## Exercise brief:
Lines holding the string "motivierte" are the ones to copy; find them all in the data.

## Stored rows:
################
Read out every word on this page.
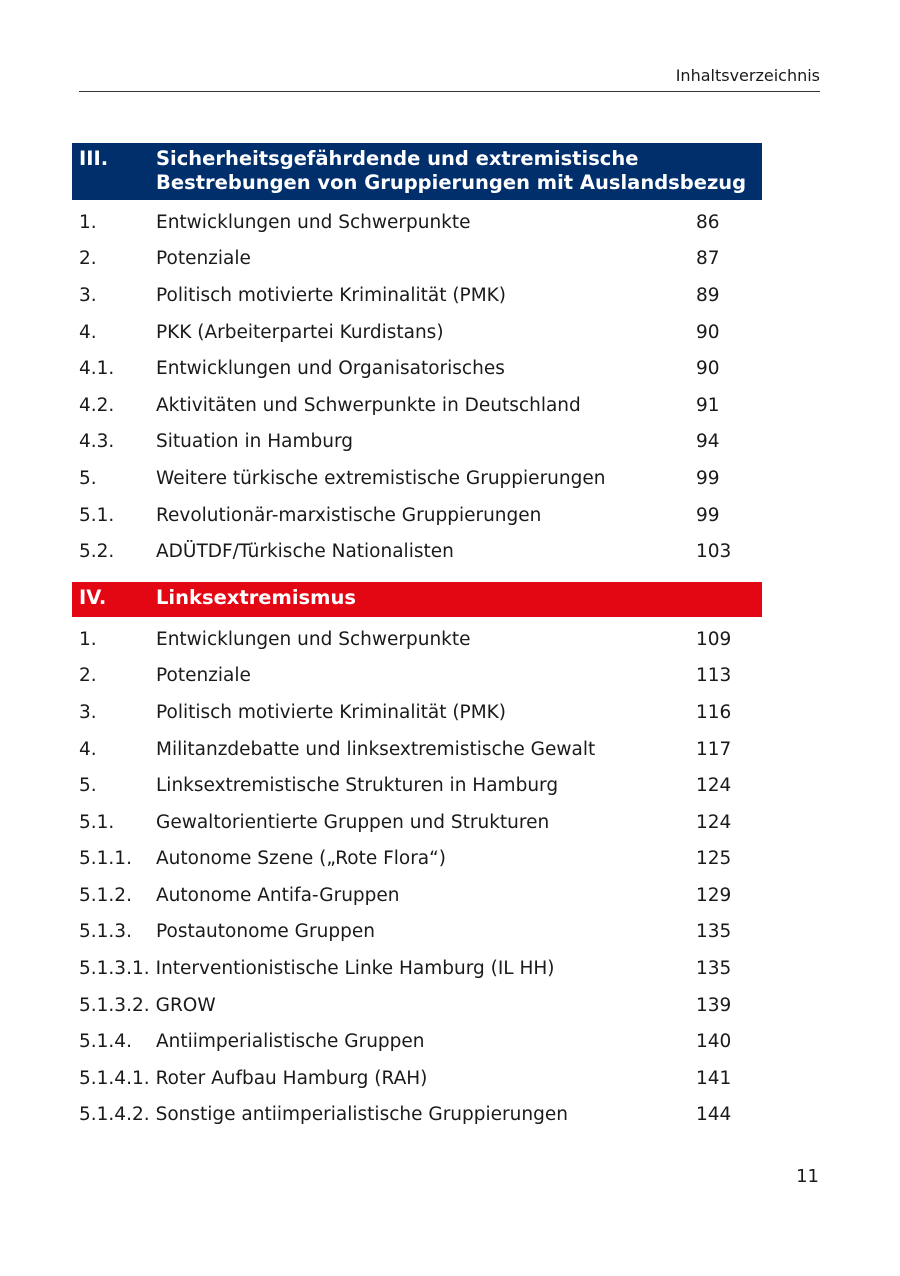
Inhaltsverzeichnis
III.	Sicherheitsgefährdende und extremistische
Bestrebungen von Gruppierungen mit Auslandsbezug
1.	Entwicklungen und Schwerpunkte	86
2.	Potenziale	87
3.	Politisch motivierte Kriminalität (PMK)	89
4.	PKK (Arbeiterpartei Kurdistans)	90
4.1.	Entwicklungen und Organisatorisches	90
4.2.	Aktivitäten und Schwerpunkte in Deutschland	91
4.3.	Situation in Hamburg	94
5.	Weitere türkische extremistische Gruppierungen	99
5.1.	Revolutionär-marxistische Gruppierungen	99
5.2.	ADÜTDF/Türkische Nationalisten	103
IV.	Linksextremismus
1.	Entwicklungen und Schwerpunkte	109
2.	Potenziale	113
3.	Politisch motivierte Kriminalität (PMK)	116
4.	Militanzdebatte und linksextremistische Gewalt	117
5.	Linksextremistische Strukturen in Hamburg	124
5.1.	Gewaltorientierte Gruppen und Strukturen	124
5.1.1.	Autonome Szene („Rote Flora“)	125
5.1.2.	Autonome Antifa-Gruppen	129
5.1.3.	Postautonome Gruppen	135
5.1.3.1. Interventionistische Linke Hamburg (IL HH)	135
5.1.3.2. GROW	139
5.1.4.	Antiimperialistische Gruppen	140
5.1.4.1. Roter Aufbau Hamburg (RAH)	141
5.1.4.2. Sonstige antiimperialistische Gruppierungen	144
11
################
## Reply:
3.	Politisch motivierte Kriminalität (PMK)	89
3.	Politisch motivierte Kriminalität (PMK)	116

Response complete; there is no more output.